__Problem__
Give the data a second time, exactly and in full.

__Provided material__
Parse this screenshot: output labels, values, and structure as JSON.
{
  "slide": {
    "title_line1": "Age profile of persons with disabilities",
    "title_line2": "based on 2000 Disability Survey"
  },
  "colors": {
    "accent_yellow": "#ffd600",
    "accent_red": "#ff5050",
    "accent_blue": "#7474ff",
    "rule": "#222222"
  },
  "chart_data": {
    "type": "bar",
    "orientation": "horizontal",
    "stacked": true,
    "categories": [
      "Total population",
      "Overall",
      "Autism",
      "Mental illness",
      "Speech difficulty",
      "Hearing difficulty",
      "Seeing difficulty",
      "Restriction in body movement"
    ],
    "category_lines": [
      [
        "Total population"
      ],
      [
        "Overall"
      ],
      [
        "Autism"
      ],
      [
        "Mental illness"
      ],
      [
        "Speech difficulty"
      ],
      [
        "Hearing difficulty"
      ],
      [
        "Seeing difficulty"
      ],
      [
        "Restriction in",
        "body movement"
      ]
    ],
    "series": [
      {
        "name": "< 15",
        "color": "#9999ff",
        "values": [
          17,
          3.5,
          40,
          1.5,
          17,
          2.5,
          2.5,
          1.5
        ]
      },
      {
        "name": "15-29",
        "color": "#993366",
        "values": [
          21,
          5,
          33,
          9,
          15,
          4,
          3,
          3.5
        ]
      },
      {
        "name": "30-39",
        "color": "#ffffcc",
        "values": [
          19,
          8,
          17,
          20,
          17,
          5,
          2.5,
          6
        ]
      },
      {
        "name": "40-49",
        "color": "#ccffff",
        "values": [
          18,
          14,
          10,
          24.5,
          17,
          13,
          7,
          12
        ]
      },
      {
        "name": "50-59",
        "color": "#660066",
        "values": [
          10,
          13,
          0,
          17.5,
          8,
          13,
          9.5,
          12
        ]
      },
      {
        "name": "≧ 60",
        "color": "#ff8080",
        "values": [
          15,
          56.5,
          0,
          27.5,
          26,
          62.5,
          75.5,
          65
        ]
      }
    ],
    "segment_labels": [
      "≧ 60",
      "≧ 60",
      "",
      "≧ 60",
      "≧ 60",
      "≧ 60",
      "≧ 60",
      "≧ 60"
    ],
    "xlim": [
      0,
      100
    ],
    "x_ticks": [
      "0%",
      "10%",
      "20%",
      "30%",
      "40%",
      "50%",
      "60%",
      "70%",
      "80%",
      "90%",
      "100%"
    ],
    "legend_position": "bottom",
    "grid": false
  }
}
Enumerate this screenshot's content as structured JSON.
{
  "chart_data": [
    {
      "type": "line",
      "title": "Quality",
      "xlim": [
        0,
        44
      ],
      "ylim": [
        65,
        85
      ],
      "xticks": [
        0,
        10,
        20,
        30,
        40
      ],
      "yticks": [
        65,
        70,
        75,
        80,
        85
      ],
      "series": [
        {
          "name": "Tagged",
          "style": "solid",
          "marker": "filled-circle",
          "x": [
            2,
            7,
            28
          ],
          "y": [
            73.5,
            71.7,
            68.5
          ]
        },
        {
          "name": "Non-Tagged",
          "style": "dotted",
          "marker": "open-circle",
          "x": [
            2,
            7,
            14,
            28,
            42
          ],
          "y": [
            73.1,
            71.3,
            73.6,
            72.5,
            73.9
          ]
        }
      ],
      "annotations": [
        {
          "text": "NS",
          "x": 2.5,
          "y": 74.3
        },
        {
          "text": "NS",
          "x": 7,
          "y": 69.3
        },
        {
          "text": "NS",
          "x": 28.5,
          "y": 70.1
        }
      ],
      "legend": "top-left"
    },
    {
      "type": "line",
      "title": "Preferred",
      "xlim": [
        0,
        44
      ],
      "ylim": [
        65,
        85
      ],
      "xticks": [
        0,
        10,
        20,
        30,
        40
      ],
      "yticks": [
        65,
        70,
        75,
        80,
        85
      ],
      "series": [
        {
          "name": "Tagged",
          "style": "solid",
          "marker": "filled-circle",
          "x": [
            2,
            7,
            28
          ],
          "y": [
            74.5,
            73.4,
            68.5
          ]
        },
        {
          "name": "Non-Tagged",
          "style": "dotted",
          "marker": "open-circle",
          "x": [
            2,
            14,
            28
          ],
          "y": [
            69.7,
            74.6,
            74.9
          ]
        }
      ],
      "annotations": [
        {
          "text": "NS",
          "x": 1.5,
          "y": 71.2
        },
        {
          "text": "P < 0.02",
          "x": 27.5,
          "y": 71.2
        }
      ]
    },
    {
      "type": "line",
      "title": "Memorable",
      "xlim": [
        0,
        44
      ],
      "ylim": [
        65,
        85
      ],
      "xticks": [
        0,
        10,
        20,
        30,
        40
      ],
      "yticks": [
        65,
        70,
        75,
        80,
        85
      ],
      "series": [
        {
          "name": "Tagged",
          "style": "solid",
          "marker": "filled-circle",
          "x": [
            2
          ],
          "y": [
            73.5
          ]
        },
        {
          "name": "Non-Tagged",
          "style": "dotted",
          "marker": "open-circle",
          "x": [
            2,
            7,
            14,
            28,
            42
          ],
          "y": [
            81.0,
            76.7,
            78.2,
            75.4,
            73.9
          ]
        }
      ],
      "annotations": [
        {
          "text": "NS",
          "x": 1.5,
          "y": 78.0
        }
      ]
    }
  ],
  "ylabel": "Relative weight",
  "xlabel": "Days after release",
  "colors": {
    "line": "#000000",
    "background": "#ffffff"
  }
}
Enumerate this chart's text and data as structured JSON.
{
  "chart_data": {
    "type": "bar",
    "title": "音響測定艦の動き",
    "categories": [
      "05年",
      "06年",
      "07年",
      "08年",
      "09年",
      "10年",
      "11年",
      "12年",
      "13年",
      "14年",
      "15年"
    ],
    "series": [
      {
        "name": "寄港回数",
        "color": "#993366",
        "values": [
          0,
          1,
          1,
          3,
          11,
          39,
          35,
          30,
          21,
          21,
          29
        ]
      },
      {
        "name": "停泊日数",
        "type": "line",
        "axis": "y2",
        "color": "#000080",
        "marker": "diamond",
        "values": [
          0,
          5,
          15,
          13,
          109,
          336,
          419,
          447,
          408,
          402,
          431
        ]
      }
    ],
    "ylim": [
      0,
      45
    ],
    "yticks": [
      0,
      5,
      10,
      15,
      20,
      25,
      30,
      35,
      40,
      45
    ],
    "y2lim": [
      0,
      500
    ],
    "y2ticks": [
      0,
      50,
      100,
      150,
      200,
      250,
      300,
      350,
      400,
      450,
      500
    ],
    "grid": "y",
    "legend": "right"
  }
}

__Answer for this exercise__
Parse this screenshot: output labels, values, and structure as JSON.
{
  "slide": {
    "title_line1": "Age profile of persons with disabilities",
    "title_line2": "based on 2000 Disability Survey"
  },
  "colors": {
    "accent_yellow": "#ffd600",
    "accent_red": "#ff5050",
    "accent_blue": "#7474ff",
    "rule": "#222222"
  },
  "chart_data": {
    "type": "bar",
    "orientation": "horizontal",
    "stacked": true,
    "categories": [
      "Total population",
      "Overall",
      "Autism",
      "Mental illness",
      "Speech difficulty",
      "Hearing difficulty",
      "Seeing difficulty",
      "Restriction in body movement"
    ],
    "category_lines": [
      [
        "Total population"
      ],
      [
        "Overall"
      ],
      [
        "Autism"
      ],
      [
        "Mental illness"
      ],
      [
        "Speech difficulty"
      ],
      [
        "Hearing difficulty"
      ],
      [
        "Seeing difficulty"
      ],
      [
        "Restriction in",
        "body movement"
      ]
    ],
    "series": [
      {
        "name": "< 15",
        "color": "#9999ff",
        "values": [
          17,
          3.5,
          40,
          1.5,
          17,
          2.5,
          2.5,
          1.5
        ]
      },
      {
        "name": "15-29",
        "color": "#993366",
        "values": [
          21,
          5,
          33,
          9,
          15,
          4,
          3,
          3.5
        ]
      },
      {
        "name": "30-39",
        "color": "#ffffcc",
        "values": [
          19,
          8,
          17,
          20,
          17,
          5,
          2.5,
          6
        ]
      },
      {
        "name": "40-49",
        "color": "#ccffff",
        "values": [
          18,
          14,
          10,
          24.5,
          17,
          13,
          7,
          12
        ]
      },
      {
        "name": "50-59",
        "color": "#660066",
        "values": [
          10,
          13,
          0,
          17.5,
          8,
          13,
          9.5,
          12
        ]
      },
      {
        "name": "≧ 60",
        "color": "#ff8080",
        "values": [
          15,
          56.5,
          0,
          27.5,
          26,
          62.5,
          75.5,
          65
        ]
      }
    ],
    "segment_labels": [
      "≧ 60",
      "≧ 60",
      "",
      "≧ 60",
      "≧ 60",
      "≧ 60",
      "≧ 60",
      "≧ 60"
    ],
    "xlim": [
      0,
      100
    ],
    "x_ticks": [
      "0%",
      "10%",
      "20%",
      "30%",
      "40%",
      "50%",
      "60%",
      "70%",
      "80%",
      "90%",
      "100%"
    ],
    "legend_position": "bottom",
    "grid": false
  }
}
Enumerate this screenshot's content as structured JSON.
{
  "chart_data": [
    {
      "type": "line",
      "title": "Quality",
      "xlim": [
        0,
        44
      ],
      "ylim": [
        65,
        85
      ],
      "xticks": [
        0,
        10,
        20,
        30,
        40
      ],
      "yticks": [
        65,
        70,
        75,
        80,
        85
      ],
      "series": [
        {
          "name": "Tagged",
          "style": "solid",
          "marker": "filled-circle",
          "x": [
            2,
            7,
            28
          ],
          "y": [
            73.5,
            71.7,
            68.5
          ]
        },
        {
          "name": "Non-Tagged",
          "style": "dotted",
          "marker": "open-circle",
          "x": [
            2,
            7,
            14,
            28,
            42
          ],
          "y": [
            73.1,
            71.3,
            73.6,
            72.5,
            73.9
          ]
        }
      ],
      "annotations": [
        {
          "text": "NS",
          "x": 2.5,
          "y": 74.3
        },
        {
          "text": "NS",
          "x": 7,
          "y": 69.3
        },
        {
          "text": "NS",
          "x": 28.5,
          "y": 70.1
        }
      ],
      "legend": "top-left"
    },
    {
      "type": "line",
      "title": "Preferred",
      "xlim": [
        0,
        44
      ],
      "ylim": [
        65,
        85
      ],
      "xticks": [
        0,
        10,
        20,
        30,
        40
      ],
      "yticks": [
        65,
        70,
        75,
        80,
        85
      ],
      "series": [
        {
          "name": "Tagged",
          "style": "solid",
          "marker": "filled-circle",
          "x": [
            2,
            7,
            28
          ],
          "y": [
            74.5,
            73.4,
            68.5
          ]
        },
        {
          "name": "Non-Tagged",
          "style": "dotted",
          "marker": "open-circle",
          "x": [
            2,
            14,
            28
          ],
          "y": [
            69.7,
            74.6,
            74.9
          ]
        }
      ],
      "annotations": [
        {
          "text": "NS",
          "x": 1.5,
          "y": 71.2
        },
        {
          "text": "P < 0.02",
          "x": 27.5,
          "y": 71.2
        }
      ]
    },
    {
      "type": "line",
      "title": "Memorable",
      "xlim": [
        0,
        44
      ],
      "ylim": [
        65,
        85
      ],
      "xticks": [
        0,
        10,
        20,
        30,
        40
      ],
      "yticks": [
        65,
        70,
        75,
        80,
        85
      ],
      "series": [
        {
          "name": "Tagged",
          "style": "solid",
          "marker": "filled-circle",
          "x": [
            2
          ],
          "y": [
            73.5
          ]
        },
        {
          "name": "Non-Tagged",
          "style": "dotted",
          "marker": "open-circle",
          "x": [
            2,
            7,
            14,
            28,
            42
          ],
          "y": [
            81.0,
            76.7,
            78.2,
            75.4,
            73.9
          ]
        }
      ],
      "annotations": [
        {
          "text": "NS",
          "x": 1.5,
          "y": 78.0
        }
      ]
    }
  ],
  "ylabel": "Relative weight",
  "xlabel": "Days after release",
  "colors": {
    "line": "#000000",
    "background": "#ffffff"
  }
}
Enumerate this chart's text and data as structured JSON.
{
  "chart_data": {
    "type": "bar",
    "title": "音響測定艦の動き",
    "categories": [
      "05年",
      "06年",
      "07年",
      "08年",
      "09年",
      "10年",
      "11年",
      "12年",
      "13年",
      "14年",
      "15年"
    ],
    "series": [
      {
        "name": "寄港回数",
        "color": "#993366",
        "values": [
          0,
          1,
          1,
          3,
          11,
          39,
          35,
          30,
          21,
          21,
          29
        ]
      },
      {
        "name": "停泊日数",
        "type": "line",
        "axis": "y2",
        "color": "#000080",
        "marker": "diamond",
        "values": [
          0,
          5,
          15,
          13,
          109,
          336,
          419,
          447,
          408,
          402,
          431
        ]
      }
    ],
    "ylim": [
      0,
      45
    ],
    "yticks": [
      0,
      5,
      10,
      15,
      20,
      25,
      30,
      35,
      40,
      45
    ],
    "y2lim": [
      0,
      500
    ],
    "y2ticks": [
      0,
      50,
      100,
      150,
      200,
      250,
      300,
      350,
      400,
      450,
      500
    ],
    "grid": "y",
    "legend": "right"
  }
}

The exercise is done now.